▶ _Exercise instructions_: Scan the entries below. List each line with "describing".
※
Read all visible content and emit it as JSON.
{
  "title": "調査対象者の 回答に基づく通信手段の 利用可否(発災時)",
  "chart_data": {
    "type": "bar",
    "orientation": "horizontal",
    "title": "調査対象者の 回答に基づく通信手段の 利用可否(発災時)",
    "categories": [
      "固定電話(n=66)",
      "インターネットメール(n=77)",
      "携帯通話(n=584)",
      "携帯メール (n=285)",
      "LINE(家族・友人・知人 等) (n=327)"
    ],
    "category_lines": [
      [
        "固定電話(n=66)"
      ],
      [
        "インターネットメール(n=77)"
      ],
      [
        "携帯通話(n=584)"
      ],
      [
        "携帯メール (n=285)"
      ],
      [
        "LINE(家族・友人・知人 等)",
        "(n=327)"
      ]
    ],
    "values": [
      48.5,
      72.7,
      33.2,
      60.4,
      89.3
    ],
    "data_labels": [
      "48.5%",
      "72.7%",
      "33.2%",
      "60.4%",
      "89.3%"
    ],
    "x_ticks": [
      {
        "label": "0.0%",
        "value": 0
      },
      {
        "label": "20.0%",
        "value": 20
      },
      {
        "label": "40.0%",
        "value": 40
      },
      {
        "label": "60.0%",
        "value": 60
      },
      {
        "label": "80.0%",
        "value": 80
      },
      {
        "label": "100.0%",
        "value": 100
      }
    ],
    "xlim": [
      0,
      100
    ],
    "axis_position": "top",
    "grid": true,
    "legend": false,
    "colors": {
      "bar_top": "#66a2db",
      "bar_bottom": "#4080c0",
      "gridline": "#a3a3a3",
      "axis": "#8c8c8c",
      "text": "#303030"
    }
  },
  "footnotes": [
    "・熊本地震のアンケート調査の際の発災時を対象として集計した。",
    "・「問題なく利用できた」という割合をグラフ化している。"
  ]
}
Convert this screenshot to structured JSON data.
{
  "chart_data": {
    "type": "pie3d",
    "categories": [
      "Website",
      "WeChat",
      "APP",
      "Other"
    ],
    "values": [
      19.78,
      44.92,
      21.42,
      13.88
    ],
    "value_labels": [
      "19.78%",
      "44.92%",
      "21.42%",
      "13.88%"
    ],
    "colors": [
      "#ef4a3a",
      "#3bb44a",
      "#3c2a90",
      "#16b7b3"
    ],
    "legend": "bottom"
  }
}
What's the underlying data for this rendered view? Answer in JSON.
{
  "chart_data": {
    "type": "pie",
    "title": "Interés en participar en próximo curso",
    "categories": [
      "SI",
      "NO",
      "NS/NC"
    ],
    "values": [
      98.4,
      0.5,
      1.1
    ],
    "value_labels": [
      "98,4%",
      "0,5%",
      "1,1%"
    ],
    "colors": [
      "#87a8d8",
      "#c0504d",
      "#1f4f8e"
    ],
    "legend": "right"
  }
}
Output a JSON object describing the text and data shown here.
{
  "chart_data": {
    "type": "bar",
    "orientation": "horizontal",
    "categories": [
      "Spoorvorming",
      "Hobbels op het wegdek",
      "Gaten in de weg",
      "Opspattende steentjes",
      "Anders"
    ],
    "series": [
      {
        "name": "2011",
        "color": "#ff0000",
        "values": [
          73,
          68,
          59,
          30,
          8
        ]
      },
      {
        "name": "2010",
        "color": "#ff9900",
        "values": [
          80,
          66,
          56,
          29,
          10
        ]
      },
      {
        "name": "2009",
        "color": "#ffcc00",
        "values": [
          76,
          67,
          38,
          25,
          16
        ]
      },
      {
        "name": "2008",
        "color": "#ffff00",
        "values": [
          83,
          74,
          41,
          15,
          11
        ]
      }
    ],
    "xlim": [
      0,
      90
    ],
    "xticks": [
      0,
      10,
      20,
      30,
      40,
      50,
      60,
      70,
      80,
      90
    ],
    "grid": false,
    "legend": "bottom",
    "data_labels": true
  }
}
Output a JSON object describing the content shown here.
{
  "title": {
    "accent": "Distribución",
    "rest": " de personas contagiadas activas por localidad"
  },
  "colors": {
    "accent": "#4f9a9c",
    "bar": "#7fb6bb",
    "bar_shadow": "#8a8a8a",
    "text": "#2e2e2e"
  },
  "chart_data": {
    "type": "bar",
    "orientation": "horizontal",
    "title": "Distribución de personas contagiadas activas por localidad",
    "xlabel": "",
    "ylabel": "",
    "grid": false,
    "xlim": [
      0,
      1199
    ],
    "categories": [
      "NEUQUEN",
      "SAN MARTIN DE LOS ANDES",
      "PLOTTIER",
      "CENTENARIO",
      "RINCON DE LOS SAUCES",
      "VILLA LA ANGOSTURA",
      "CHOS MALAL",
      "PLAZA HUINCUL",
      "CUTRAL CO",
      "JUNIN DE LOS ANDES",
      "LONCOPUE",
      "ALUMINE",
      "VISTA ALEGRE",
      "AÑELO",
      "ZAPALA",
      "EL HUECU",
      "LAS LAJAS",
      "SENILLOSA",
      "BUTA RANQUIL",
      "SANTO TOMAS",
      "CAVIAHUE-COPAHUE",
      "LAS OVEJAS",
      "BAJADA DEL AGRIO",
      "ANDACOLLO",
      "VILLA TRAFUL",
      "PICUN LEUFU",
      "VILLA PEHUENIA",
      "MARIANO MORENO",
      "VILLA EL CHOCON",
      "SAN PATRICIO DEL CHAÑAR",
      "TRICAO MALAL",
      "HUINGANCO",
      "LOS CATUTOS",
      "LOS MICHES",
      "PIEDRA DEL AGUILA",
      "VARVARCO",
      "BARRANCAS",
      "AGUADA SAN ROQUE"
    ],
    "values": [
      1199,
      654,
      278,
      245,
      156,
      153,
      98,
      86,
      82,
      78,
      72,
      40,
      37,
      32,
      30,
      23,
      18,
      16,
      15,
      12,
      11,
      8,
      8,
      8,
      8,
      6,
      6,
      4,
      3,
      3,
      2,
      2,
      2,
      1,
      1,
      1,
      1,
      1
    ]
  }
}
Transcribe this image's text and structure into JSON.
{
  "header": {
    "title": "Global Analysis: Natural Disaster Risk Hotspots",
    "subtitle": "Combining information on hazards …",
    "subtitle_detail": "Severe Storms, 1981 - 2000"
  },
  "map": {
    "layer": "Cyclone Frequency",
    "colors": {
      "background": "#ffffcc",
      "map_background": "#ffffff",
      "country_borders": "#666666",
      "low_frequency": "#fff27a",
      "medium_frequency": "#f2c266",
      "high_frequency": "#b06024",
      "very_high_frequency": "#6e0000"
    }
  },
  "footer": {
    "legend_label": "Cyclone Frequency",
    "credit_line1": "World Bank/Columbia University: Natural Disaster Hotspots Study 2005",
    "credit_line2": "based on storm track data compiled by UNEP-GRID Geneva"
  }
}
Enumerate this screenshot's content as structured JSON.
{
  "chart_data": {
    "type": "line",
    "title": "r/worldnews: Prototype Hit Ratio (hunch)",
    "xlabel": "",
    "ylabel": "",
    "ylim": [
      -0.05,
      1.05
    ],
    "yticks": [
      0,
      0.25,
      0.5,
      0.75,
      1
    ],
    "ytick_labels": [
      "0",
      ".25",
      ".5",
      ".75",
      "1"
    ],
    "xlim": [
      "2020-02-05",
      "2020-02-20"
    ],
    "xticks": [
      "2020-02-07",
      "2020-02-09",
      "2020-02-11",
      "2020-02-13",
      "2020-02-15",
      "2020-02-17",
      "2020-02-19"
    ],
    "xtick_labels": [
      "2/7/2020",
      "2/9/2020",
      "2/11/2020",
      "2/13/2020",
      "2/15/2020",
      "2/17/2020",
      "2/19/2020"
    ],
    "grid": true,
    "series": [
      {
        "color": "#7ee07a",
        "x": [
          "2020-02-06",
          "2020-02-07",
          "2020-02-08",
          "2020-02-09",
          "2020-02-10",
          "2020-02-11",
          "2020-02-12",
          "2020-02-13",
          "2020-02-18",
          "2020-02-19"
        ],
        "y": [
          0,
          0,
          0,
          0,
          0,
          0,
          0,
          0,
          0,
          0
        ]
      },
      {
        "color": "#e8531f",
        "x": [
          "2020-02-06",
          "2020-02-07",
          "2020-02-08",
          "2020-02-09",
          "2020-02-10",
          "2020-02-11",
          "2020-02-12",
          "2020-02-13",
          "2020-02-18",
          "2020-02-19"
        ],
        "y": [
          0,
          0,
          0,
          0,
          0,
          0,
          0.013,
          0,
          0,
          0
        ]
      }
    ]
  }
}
※
▶ _Output_:
Output a JSON object describing the text and data shown here.
Output a JSON object describing the content shown here.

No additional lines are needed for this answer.